RECORDS SUPPLIED:
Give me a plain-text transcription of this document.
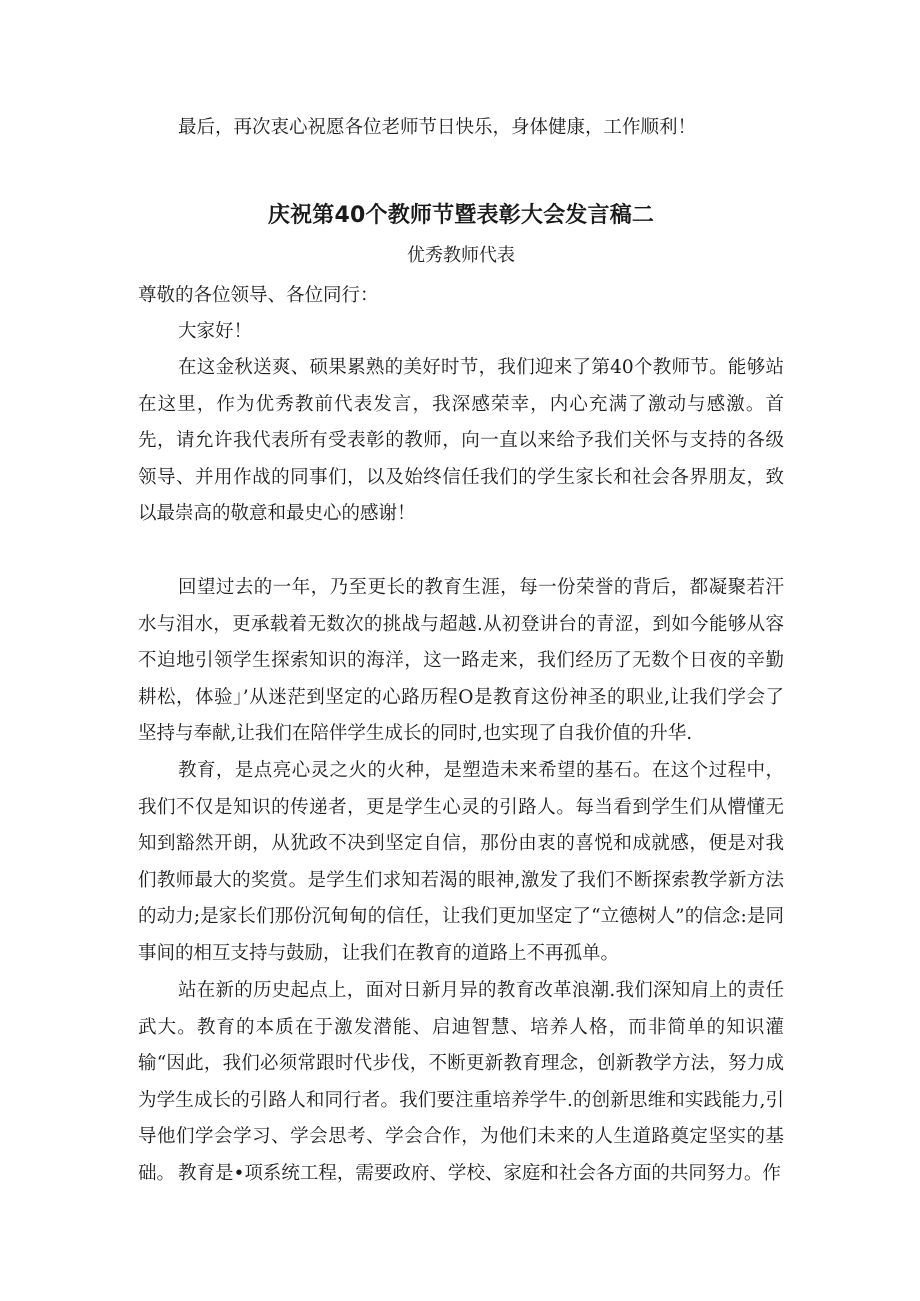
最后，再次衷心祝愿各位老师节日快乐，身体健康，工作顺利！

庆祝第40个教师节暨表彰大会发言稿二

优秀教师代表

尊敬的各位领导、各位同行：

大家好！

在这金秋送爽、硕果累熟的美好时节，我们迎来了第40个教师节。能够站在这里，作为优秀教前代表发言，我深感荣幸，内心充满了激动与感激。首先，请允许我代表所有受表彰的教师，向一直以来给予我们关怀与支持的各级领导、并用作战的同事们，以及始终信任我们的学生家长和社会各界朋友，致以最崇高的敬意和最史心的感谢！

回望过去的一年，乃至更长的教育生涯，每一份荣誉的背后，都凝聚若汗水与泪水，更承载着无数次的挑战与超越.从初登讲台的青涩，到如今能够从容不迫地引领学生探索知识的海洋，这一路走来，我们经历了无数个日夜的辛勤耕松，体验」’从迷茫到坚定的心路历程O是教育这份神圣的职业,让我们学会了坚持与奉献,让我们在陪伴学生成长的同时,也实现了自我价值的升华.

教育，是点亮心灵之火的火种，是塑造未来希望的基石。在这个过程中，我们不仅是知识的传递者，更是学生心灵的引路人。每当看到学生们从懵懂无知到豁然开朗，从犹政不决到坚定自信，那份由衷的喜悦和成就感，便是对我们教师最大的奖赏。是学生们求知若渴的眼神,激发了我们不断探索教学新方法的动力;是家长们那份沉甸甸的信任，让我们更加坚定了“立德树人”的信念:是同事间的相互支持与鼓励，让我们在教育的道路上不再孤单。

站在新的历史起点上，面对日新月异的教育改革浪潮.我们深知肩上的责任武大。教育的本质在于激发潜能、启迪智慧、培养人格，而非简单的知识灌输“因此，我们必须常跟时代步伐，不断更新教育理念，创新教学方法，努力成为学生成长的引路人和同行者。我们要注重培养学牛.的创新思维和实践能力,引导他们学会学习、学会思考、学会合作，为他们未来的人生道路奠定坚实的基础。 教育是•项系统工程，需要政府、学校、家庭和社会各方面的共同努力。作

* * *

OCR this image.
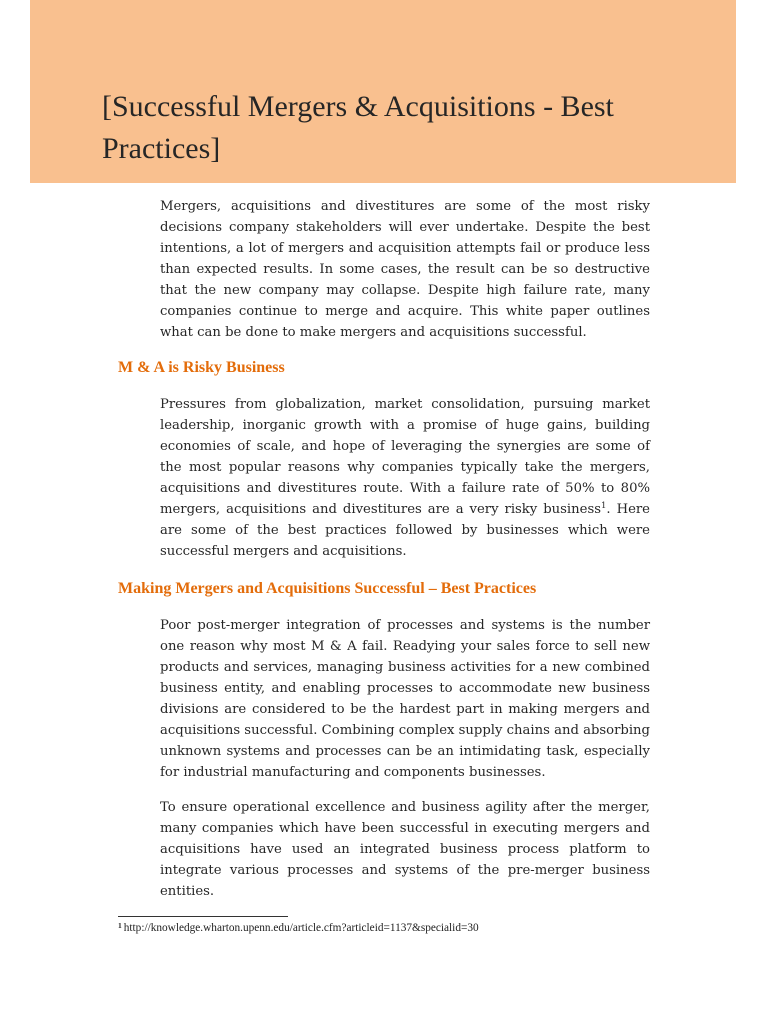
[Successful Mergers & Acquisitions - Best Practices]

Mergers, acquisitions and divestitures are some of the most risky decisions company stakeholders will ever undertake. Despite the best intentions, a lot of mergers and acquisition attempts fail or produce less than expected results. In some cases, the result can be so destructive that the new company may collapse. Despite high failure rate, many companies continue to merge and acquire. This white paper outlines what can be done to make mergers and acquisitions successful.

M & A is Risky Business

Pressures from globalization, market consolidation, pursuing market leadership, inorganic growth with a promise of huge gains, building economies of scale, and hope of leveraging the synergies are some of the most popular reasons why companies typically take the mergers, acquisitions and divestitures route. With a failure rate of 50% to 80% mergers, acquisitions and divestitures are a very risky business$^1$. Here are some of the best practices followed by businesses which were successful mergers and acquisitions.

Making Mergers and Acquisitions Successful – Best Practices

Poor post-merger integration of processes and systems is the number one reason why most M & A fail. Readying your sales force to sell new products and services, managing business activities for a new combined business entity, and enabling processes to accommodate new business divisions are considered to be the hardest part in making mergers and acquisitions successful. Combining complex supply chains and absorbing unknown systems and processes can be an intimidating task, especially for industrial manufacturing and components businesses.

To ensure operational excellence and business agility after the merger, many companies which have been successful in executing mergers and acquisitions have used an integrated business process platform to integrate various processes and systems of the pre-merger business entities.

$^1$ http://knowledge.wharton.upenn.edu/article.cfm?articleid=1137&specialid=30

--

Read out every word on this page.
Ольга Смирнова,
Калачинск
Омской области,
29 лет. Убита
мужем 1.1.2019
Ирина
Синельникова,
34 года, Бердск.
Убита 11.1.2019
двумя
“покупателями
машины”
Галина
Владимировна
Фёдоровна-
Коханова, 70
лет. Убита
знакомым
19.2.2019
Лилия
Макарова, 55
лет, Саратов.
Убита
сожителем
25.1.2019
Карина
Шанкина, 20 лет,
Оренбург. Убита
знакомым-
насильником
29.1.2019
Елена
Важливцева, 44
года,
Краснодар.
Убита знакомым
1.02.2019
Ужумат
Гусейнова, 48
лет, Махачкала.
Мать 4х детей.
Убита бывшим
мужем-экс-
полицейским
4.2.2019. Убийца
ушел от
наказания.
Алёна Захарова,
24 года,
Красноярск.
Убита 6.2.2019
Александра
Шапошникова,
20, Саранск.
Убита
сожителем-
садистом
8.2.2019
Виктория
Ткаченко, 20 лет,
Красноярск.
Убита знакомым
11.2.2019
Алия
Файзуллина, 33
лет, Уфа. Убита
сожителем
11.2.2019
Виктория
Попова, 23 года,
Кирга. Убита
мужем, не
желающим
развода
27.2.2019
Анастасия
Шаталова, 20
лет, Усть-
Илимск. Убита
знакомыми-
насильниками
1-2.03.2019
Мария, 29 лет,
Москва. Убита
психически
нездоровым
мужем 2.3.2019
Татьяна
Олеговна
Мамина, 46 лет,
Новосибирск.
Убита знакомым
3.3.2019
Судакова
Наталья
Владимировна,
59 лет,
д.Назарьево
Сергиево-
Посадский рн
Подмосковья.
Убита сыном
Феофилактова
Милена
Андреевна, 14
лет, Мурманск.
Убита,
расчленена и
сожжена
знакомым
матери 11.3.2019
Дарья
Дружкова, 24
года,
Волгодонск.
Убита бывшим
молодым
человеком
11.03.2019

EXERCISE DESCRIPTION:
How many lines of the data contain the word "divestitures"? Answer with the number alone.

WRITTEN SOLUTION:
2